» DATASET RECORDS
===============

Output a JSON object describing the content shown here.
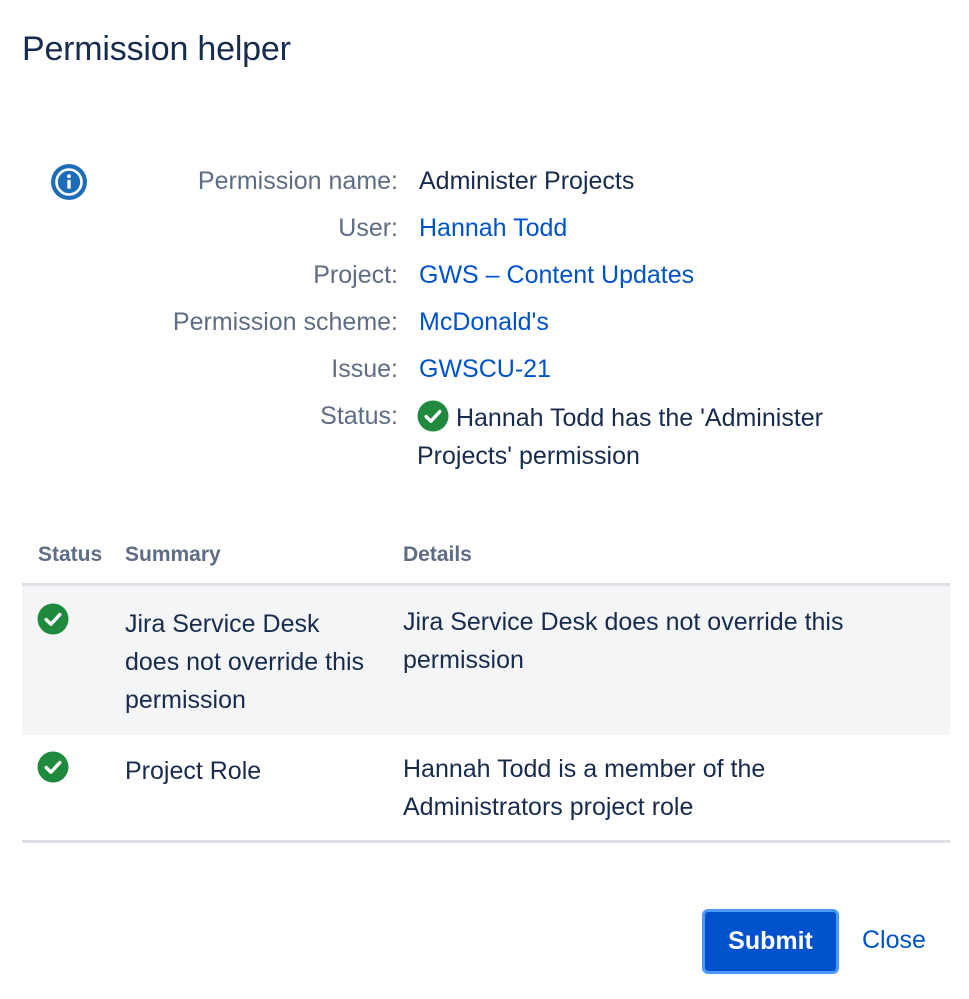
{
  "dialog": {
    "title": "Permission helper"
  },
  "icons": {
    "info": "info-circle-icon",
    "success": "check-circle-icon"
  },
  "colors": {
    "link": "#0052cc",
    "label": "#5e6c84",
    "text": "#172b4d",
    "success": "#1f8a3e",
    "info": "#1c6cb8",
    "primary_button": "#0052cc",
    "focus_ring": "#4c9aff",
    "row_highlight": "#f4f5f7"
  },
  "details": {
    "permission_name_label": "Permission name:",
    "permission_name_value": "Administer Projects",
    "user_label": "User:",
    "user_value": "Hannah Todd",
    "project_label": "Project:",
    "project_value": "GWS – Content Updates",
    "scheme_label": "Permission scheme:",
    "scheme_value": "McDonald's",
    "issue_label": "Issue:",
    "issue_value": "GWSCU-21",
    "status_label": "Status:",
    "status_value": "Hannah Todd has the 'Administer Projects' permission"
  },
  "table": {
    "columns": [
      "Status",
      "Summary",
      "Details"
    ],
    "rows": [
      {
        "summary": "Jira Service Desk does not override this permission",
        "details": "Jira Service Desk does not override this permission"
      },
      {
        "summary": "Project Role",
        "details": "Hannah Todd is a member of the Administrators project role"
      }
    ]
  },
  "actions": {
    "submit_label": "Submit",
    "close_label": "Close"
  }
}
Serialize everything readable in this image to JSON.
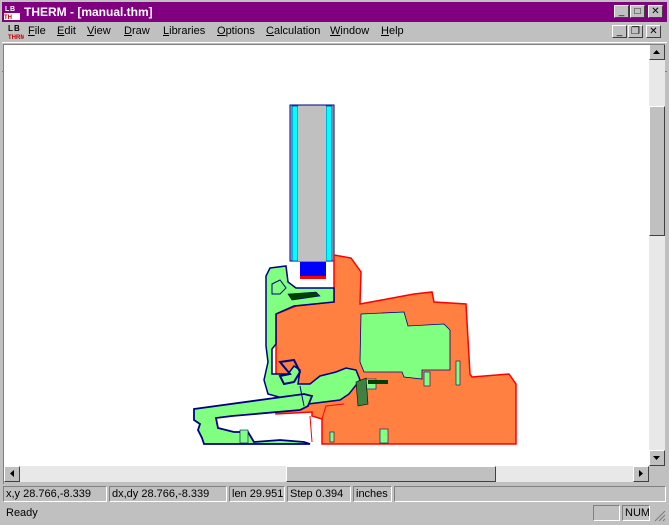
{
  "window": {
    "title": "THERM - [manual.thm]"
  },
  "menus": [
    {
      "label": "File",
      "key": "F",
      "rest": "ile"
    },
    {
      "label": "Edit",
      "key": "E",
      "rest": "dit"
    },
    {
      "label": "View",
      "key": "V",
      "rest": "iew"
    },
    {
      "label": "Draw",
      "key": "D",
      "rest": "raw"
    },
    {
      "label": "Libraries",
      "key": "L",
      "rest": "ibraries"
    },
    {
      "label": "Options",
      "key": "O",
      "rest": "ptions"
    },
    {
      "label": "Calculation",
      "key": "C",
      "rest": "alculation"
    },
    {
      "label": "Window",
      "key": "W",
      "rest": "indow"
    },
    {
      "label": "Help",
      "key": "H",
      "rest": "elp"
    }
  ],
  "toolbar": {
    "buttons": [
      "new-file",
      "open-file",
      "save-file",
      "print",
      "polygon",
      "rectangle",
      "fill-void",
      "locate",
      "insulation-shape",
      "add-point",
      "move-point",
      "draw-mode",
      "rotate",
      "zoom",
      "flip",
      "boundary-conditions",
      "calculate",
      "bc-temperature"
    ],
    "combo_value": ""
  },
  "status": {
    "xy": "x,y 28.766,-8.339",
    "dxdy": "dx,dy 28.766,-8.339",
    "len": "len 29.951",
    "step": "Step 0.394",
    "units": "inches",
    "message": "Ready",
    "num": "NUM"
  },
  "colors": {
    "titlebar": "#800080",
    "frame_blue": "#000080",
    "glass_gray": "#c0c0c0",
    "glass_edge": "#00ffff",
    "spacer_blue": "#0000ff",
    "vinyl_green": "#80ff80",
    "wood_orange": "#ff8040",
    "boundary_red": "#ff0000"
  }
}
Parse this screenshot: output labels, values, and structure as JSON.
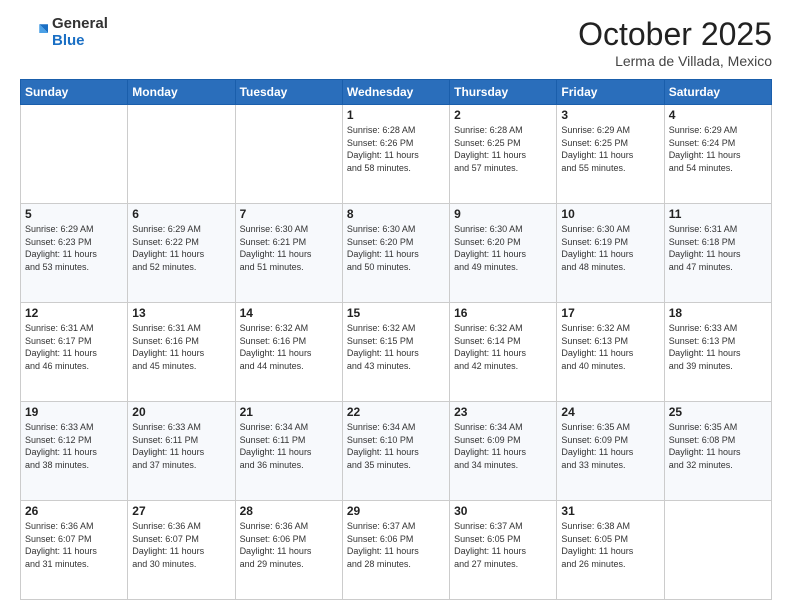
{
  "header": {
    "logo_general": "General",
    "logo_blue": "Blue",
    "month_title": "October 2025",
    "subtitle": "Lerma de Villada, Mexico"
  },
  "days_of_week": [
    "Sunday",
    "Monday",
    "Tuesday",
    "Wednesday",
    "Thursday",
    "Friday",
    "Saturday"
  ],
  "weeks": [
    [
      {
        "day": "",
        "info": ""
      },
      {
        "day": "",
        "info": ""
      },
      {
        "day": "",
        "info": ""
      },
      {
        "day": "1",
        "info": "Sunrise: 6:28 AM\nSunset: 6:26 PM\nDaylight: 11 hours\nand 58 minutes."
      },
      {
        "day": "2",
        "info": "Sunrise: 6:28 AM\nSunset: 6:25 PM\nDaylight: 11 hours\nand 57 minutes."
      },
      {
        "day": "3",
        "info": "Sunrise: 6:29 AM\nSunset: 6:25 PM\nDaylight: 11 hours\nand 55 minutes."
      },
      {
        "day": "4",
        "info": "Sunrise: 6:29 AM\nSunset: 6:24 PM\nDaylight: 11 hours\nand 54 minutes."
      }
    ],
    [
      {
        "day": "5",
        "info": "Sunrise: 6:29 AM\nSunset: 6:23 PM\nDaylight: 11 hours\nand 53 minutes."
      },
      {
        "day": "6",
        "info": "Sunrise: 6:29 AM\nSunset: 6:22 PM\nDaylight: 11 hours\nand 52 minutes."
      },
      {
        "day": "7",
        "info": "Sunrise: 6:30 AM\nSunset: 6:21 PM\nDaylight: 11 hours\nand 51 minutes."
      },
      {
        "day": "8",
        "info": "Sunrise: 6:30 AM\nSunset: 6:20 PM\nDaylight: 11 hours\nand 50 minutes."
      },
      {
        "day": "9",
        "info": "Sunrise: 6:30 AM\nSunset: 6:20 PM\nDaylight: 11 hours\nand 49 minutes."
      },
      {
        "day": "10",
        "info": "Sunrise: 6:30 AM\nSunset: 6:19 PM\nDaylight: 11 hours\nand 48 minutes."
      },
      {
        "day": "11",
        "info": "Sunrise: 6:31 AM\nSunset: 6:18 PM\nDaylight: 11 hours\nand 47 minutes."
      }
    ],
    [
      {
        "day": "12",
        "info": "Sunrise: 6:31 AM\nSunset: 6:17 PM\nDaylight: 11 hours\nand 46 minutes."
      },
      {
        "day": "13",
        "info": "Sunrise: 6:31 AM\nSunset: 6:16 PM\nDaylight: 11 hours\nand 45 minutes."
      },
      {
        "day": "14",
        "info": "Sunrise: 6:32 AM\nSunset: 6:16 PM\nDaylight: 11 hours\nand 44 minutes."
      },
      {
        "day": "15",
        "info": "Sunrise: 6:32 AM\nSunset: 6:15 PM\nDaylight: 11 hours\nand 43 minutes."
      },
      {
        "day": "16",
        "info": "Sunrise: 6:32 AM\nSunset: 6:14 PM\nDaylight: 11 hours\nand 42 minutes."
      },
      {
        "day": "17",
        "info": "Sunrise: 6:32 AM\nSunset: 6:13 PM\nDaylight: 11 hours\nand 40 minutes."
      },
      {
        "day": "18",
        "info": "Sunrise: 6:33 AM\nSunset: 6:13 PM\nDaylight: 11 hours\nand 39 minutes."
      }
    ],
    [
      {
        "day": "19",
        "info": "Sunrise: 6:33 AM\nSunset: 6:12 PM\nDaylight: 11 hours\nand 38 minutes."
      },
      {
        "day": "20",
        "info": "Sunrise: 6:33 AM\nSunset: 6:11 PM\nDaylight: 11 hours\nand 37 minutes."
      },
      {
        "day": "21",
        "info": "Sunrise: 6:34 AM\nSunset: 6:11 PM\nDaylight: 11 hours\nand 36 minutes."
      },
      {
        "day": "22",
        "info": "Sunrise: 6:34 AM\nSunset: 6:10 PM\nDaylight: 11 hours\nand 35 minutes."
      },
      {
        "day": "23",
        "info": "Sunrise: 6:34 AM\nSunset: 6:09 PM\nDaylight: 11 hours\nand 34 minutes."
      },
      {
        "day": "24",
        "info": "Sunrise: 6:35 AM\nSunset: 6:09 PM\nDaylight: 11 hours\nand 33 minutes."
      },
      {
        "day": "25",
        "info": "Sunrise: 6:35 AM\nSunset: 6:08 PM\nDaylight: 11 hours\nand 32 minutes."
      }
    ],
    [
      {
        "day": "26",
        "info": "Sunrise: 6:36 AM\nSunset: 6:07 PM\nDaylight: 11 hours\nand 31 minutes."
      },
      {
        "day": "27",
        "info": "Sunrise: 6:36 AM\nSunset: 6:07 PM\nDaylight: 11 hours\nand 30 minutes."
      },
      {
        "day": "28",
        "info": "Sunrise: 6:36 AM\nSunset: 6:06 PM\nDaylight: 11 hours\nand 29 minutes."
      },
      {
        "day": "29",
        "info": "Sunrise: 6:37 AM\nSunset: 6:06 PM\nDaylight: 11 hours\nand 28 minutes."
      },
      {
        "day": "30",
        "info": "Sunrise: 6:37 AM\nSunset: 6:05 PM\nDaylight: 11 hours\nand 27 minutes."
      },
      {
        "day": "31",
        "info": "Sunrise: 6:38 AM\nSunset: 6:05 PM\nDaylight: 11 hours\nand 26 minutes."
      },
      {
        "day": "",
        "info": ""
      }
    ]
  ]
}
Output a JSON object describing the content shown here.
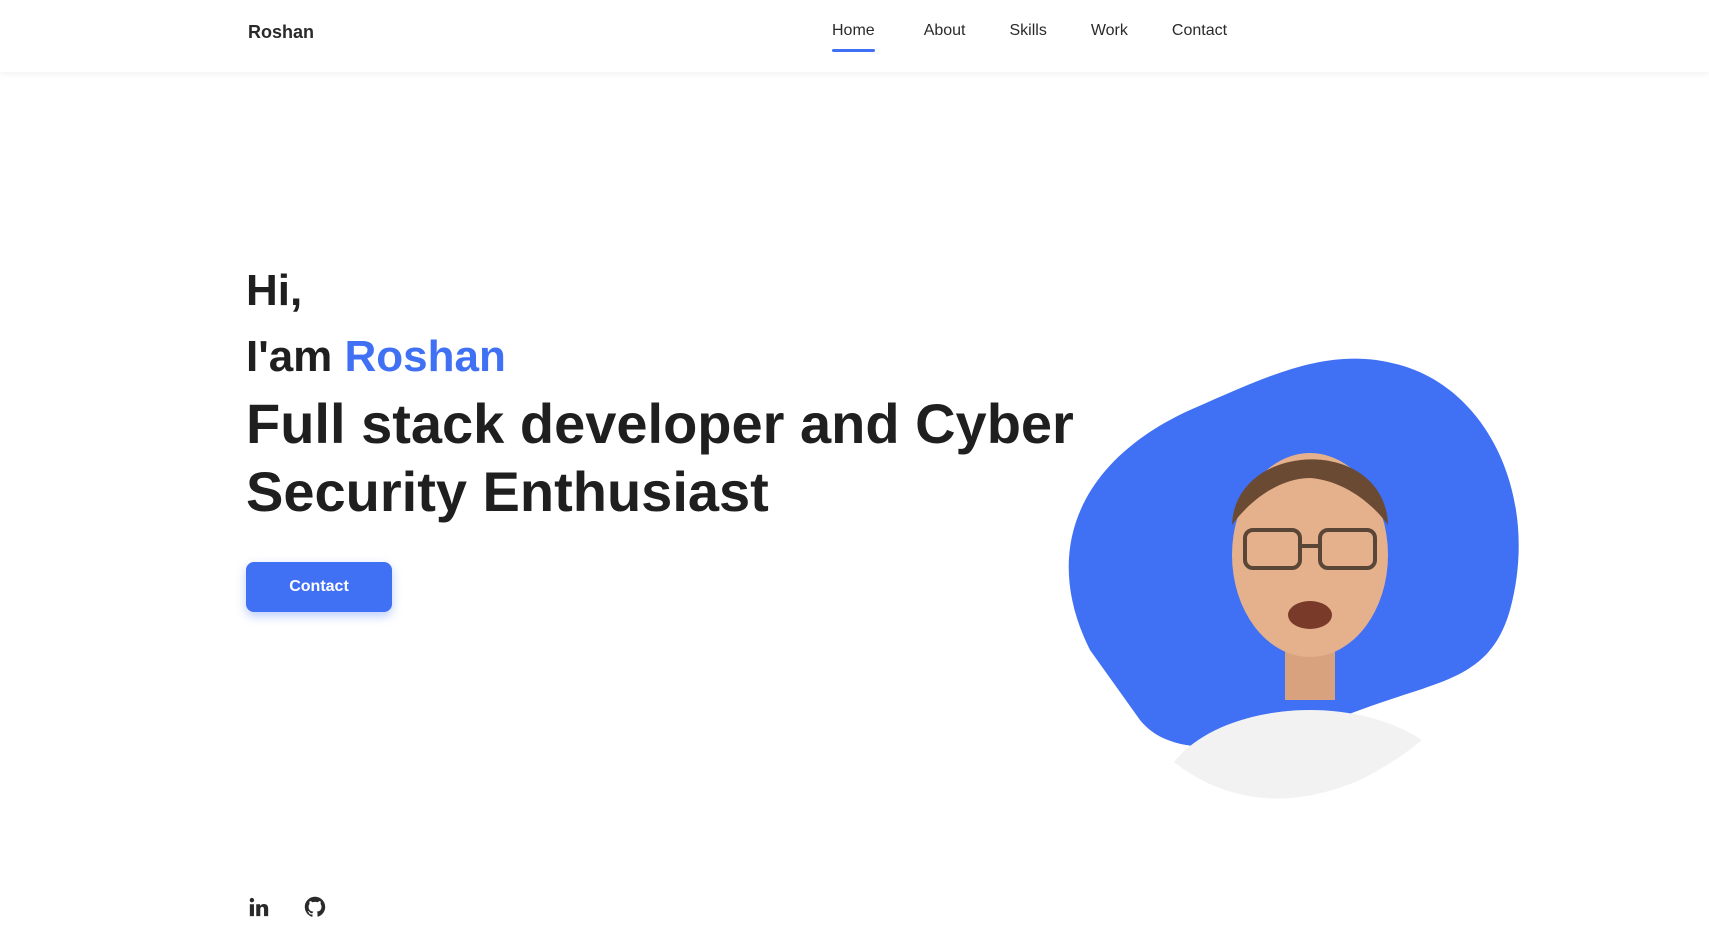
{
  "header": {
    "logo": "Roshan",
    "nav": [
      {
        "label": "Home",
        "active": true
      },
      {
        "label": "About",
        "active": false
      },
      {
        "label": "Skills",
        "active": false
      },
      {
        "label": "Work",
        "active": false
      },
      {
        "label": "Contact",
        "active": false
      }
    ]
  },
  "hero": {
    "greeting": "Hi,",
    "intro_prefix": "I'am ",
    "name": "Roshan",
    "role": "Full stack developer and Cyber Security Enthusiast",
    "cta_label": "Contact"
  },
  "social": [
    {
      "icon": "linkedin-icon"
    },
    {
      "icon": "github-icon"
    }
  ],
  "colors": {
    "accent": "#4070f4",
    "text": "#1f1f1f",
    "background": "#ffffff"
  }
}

===============

» TASK GOAL
Take every line that includes the string "Projects" and copy it.

» TASK RESULT
    "permission_name_value": "Administer Projects",
    "status_value": "Hannah Todd has the 'Administer Projects' permission"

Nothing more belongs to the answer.